> Activities:
(A) In the text on OWL and RDF-SKOS vocabulary mapping, which open source MMI tool performs mappings once files are in RDF or OWL?
(B) Continue the text on OWL and RDF-SKOS vocabulary mapping from its last sentence.
START Given text
Preferred Technical Approach: OWL and RDF-SKOS Files

The following approaches assume that the project under consideration requires mapping and not the construction of a new vocabulary or ontology. If the mapping project will be complex or persistent (referenced for 12 months or longer), then for long-term maintainability and standardization, it should begin with either the OWL or RDF-SKOS technologies. Although each has some start-up costs to learn the technology, they both provide more advanced and reusable results and more useful tools that can quickly recoup the up-front costs.

RDF-SKOS is being adopted for many vocabulary mapping projects in which simple relationships and associations are the principle objective. The mapping relationships that have been developed in SKOS are useful for such projects, although quite complex sets of mappings among vocabularies can be developed.

On the other hand, OWL enables complex statements about many aspects of relationships between vocabulary terms and can be used in a more formal framework. It is the appropriate tool when the vocabularies themselves are already in OWL and a rich semantic framework is likely to be of value in the future. OWL may also be the more appropriate tool if many different types of relationships are anticipated or if one or more vocabularies are planned to be the basis of an upper ontology.

A fairly straightforward discussion of the differences between OWL and SKOS can be found in section 1.3 of the W3C SKOS reference with additional context elsewhere in that document.

Tool Support

There are many simple and sophisticated tools for working with mappings and ontologies. For the relatively simple task of producing vocabulary mappings, a simple approach may be desirable. If you have a vocabulary list in the form of a text file, the first step will be to convert your list into an RDF or OWL file. The open source MMI tools Voc2OWL and Voc2RDF can perform this transformation fairly quickly.

Once your files are in RDF or OWL, the vocabulary mapping tool VINE—also an open source tool from MMI—is available to perform mappings. This tool finds similar terms and easily maps them.

Among more sophisticated tools, Protégé is a free, full-featured and widely used choice and has collaboration features that are helpful in developing domain ontologies for a community. The comprehensive list of ontology tools on the MMI site describes more options.
END Given text
START Extracted entries
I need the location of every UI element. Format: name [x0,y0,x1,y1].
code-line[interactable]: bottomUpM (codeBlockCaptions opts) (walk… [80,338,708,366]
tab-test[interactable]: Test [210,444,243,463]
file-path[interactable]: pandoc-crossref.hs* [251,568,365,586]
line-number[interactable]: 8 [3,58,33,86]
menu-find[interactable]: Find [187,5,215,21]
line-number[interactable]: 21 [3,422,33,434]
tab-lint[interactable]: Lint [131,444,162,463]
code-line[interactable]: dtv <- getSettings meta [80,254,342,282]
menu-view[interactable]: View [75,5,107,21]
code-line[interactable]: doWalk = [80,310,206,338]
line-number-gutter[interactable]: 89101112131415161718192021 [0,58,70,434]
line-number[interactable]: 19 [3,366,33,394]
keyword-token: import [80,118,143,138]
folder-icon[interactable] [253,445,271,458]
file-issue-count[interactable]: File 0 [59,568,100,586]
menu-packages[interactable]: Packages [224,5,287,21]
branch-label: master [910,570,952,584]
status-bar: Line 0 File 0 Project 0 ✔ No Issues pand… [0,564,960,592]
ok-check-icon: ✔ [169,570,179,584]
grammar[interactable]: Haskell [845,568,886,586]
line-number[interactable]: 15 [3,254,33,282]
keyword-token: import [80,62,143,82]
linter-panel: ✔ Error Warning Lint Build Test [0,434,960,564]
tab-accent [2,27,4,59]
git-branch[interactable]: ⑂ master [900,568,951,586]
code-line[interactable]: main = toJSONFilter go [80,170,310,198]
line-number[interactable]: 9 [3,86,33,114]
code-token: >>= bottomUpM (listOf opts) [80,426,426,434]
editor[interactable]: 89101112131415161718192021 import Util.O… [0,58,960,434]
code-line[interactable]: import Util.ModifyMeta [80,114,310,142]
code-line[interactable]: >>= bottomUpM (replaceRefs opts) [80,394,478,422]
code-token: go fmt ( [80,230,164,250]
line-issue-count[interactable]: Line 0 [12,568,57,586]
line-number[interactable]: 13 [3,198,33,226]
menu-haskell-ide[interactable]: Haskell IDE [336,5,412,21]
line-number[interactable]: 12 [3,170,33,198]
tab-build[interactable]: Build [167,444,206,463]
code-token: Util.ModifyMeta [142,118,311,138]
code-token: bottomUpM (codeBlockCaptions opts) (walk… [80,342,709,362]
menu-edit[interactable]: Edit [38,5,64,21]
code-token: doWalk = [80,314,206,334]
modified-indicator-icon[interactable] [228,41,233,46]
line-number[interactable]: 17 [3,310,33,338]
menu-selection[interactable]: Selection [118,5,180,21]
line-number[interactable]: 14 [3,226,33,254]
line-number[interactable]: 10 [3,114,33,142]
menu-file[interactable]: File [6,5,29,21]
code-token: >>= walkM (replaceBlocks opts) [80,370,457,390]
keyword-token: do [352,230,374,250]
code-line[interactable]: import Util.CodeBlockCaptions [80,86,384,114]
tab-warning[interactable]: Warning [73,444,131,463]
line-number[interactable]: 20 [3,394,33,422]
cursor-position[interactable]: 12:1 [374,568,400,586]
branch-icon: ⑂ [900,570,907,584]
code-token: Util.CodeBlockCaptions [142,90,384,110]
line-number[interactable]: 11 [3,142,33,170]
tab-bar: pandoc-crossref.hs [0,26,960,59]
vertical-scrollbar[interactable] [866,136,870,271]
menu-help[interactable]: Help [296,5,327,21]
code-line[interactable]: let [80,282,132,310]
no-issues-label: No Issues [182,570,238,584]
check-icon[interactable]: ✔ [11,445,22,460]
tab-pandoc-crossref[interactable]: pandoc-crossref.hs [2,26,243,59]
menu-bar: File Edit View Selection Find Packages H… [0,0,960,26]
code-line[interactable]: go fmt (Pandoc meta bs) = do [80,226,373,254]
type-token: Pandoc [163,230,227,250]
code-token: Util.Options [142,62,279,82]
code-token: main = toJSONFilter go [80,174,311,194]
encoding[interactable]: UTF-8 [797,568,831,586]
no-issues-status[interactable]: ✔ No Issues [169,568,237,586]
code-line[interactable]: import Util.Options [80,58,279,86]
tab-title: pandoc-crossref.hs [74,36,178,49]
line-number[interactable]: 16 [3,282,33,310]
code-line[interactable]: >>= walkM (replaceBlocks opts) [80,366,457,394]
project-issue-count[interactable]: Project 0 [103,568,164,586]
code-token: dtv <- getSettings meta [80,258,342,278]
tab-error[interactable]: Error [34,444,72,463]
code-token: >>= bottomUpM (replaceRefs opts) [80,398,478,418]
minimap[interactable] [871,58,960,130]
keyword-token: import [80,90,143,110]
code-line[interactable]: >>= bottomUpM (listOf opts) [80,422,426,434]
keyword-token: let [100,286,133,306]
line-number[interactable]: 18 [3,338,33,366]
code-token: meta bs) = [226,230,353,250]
END Extracted entries
> Answers to this exercise:
(A) VINE

(B)
Community Challenges

In addition to technical challenges, there are cultural and attitudinal challenges associated with mapping vocabularies and caused by misconceptions in the science community:

  • Lack of immediate need or value leading to unwillingness to participate
  • Perception that mapping is too difficult or that processes make it needlessly complicated
  • Busy PIs who are too busy to participate in mapping processes and think that the job should be done by developers
  • Belief that standards and terms from other projects are not relevant to an individual PI’s project

Creating effective vocabulary mappings is time-consuming and technically challenging. We strongly encourage people who need to produce vocabulary mappings to engage key members of their scientific community to participate in a focused effort.

Preferred Community Approach: Vocabulary Mapping Workshops

To produce a robust mapping, at least several domain science experts will be needed for a day or two, often on several occasions. To overcome the cultural challenges and to address the goal of producing effective mappings, community adoption of vocabulary mapping workshops provides a practical approach. The MMI project has held such workshops and developed a comprehensive template for others to hold them. All are welcome to adopt this template for their own communities, although we do suggest you contact us if you plan to use it, and we request appropriate credit during your workshop. The MMI project welcomes feedback regarding the use and improvement of the template and tools.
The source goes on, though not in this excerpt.